## What is asked
In the records below, find each line containing the word "Mexicanos" and copy it.

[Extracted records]

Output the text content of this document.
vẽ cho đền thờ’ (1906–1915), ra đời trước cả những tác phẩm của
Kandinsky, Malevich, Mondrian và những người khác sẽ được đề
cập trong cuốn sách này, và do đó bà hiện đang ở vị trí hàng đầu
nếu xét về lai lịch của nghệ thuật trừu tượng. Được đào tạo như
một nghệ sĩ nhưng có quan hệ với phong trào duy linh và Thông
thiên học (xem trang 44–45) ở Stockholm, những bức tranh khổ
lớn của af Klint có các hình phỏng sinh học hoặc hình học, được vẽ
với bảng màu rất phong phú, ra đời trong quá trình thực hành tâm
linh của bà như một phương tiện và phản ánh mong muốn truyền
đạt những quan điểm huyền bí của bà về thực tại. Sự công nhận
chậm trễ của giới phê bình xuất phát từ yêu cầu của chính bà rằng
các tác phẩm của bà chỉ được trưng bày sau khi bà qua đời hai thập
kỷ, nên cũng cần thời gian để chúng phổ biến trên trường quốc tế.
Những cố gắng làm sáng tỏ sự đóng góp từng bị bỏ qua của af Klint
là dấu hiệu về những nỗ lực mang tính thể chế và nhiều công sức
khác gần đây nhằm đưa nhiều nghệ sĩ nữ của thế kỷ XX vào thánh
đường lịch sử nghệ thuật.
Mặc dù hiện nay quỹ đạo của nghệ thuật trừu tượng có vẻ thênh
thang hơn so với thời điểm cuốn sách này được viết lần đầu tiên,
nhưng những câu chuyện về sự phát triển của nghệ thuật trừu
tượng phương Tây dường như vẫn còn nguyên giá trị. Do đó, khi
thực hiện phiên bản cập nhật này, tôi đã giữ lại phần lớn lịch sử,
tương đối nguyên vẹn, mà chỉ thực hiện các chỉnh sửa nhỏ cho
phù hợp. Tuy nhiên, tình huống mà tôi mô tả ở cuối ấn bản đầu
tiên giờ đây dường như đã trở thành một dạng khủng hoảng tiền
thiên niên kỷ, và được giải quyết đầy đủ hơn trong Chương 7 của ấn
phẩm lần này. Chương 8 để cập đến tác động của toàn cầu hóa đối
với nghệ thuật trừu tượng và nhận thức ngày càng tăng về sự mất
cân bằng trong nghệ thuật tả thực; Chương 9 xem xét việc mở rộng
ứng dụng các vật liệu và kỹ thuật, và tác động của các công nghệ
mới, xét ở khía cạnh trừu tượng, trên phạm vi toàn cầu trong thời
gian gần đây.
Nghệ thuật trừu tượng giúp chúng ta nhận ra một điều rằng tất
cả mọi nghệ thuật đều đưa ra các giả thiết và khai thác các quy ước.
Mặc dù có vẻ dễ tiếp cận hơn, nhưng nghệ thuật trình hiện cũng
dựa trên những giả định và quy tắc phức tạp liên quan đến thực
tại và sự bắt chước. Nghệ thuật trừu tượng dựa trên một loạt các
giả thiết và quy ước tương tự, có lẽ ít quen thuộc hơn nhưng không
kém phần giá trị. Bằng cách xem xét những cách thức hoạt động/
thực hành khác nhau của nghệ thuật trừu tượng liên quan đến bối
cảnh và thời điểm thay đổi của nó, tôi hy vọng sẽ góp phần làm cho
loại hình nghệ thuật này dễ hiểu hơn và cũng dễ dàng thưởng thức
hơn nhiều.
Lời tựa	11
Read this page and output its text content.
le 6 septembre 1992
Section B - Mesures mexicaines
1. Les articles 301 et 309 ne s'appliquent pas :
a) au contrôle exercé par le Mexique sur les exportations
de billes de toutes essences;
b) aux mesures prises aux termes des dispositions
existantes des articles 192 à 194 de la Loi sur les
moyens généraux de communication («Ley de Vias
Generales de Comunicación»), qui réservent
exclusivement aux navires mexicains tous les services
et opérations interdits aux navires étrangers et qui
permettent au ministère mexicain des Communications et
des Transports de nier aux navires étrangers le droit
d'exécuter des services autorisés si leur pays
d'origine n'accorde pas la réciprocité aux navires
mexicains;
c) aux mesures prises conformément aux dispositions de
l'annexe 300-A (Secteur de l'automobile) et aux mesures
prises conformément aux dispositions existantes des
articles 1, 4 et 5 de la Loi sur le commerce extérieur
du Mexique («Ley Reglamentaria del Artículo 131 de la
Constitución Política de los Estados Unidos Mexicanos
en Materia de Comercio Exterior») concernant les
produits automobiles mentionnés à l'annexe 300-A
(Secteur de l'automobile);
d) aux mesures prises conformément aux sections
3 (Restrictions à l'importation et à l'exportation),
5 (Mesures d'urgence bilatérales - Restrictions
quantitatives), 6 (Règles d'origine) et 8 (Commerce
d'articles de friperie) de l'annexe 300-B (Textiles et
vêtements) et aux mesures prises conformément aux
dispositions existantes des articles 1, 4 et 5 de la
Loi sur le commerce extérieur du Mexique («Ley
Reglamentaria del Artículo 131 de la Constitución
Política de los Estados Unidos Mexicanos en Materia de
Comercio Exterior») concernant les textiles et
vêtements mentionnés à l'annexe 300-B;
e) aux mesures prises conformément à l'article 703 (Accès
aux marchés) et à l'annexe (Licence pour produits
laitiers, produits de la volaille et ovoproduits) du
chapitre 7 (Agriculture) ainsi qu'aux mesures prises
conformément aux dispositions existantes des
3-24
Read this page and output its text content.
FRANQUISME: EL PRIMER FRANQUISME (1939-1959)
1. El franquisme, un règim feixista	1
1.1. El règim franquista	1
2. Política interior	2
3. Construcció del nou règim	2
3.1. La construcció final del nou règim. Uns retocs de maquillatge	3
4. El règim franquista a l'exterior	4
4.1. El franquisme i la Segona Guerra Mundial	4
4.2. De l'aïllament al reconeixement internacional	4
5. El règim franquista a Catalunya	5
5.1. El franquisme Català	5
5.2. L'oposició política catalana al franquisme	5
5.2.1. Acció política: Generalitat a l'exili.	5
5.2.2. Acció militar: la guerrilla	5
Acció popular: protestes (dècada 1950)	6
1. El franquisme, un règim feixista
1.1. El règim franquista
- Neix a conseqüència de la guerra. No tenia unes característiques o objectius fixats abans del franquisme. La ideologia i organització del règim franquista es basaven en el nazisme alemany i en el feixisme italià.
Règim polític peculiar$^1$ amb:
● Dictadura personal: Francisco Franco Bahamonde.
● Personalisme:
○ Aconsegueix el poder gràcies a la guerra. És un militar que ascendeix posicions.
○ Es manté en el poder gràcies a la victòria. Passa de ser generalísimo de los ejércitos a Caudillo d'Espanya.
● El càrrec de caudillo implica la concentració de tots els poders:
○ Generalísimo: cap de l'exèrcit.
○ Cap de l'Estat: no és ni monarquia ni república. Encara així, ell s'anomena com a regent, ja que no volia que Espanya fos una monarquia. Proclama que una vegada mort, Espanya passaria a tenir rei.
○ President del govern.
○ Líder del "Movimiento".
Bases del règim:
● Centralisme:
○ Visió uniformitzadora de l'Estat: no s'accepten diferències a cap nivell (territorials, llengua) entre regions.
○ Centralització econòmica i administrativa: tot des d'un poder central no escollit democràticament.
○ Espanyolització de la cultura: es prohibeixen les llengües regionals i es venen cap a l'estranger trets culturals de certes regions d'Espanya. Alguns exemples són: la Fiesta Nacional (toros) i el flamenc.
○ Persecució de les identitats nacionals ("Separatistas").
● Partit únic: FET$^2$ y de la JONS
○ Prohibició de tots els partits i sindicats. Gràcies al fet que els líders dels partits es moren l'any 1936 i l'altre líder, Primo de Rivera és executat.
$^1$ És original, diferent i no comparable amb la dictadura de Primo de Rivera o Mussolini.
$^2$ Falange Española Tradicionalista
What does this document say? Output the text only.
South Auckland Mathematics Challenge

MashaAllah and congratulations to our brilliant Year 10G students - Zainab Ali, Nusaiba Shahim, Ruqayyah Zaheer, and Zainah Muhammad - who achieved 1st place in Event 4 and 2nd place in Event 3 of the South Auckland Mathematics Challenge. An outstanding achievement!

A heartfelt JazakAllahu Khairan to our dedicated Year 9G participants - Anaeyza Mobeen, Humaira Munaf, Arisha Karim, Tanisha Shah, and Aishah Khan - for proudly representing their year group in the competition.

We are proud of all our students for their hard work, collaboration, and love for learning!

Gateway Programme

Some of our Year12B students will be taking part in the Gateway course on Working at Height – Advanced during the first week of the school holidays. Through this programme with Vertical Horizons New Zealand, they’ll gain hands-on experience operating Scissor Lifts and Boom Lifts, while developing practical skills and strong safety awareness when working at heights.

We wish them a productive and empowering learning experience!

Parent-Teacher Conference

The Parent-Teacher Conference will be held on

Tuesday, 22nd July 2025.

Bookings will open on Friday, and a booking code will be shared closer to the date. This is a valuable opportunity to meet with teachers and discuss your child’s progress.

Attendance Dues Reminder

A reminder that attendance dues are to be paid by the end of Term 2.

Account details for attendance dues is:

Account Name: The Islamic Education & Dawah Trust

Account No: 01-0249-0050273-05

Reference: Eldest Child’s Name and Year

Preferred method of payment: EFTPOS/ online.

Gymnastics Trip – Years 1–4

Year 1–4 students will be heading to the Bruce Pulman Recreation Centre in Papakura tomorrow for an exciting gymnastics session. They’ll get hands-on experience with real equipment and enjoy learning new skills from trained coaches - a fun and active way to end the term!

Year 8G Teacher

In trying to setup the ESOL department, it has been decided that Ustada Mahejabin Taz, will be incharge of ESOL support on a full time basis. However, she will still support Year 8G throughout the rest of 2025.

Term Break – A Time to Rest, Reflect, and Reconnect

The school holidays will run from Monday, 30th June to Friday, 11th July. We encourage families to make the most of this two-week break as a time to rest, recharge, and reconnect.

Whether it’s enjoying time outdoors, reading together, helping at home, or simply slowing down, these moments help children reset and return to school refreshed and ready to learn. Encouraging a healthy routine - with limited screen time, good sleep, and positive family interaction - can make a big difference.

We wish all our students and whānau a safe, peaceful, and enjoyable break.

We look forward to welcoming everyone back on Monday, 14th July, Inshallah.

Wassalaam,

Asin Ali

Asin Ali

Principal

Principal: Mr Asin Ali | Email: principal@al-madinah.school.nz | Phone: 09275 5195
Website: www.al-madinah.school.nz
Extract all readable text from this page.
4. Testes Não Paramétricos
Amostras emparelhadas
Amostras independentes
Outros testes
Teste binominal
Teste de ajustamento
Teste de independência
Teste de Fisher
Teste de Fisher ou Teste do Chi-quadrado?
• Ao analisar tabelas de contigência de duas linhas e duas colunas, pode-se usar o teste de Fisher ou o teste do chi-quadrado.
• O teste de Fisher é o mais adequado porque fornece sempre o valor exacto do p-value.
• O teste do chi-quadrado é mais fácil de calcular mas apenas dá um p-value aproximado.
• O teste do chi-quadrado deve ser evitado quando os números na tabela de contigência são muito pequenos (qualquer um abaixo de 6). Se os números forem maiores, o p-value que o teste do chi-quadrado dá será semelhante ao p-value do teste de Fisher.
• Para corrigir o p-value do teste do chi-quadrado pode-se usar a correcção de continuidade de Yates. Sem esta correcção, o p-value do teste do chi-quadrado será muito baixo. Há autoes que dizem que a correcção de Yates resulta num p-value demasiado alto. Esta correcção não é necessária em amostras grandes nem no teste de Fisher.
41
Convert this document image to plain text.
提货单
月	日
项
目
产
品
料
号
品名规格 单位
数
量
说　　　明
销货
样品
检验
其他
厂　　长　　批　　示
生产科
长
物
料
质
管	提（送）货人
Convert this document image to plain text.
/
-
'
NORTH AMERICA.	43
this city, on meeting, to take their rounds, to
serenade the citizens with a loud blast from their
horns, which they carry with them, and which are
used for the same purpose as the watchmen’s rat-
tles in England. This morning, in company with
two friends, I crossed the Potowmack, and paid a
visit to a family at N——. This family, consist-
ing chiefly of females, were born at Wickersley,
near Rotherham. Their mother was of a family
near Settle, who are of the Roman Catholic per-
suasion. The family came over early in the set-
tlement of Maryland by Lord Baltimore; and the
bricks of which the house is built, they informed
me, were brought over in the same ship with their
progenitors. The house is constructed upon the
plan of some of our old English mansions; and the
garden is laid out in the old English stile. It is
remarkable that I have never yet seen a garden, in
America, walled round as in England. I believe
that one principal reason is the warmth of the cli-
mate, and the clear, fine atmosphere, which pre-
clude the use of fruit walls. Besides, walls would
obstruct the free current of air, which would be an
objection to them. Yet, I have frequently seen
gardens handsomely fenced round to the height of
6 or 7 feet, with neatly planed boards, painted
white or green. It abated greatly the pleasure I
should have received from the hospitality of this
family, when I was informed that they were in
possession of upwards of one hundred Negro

## Answer to the problem
Constitución Política de los Estados Unidos Mexicanos
Política de los Estados Unidos Mexicanos en Materia de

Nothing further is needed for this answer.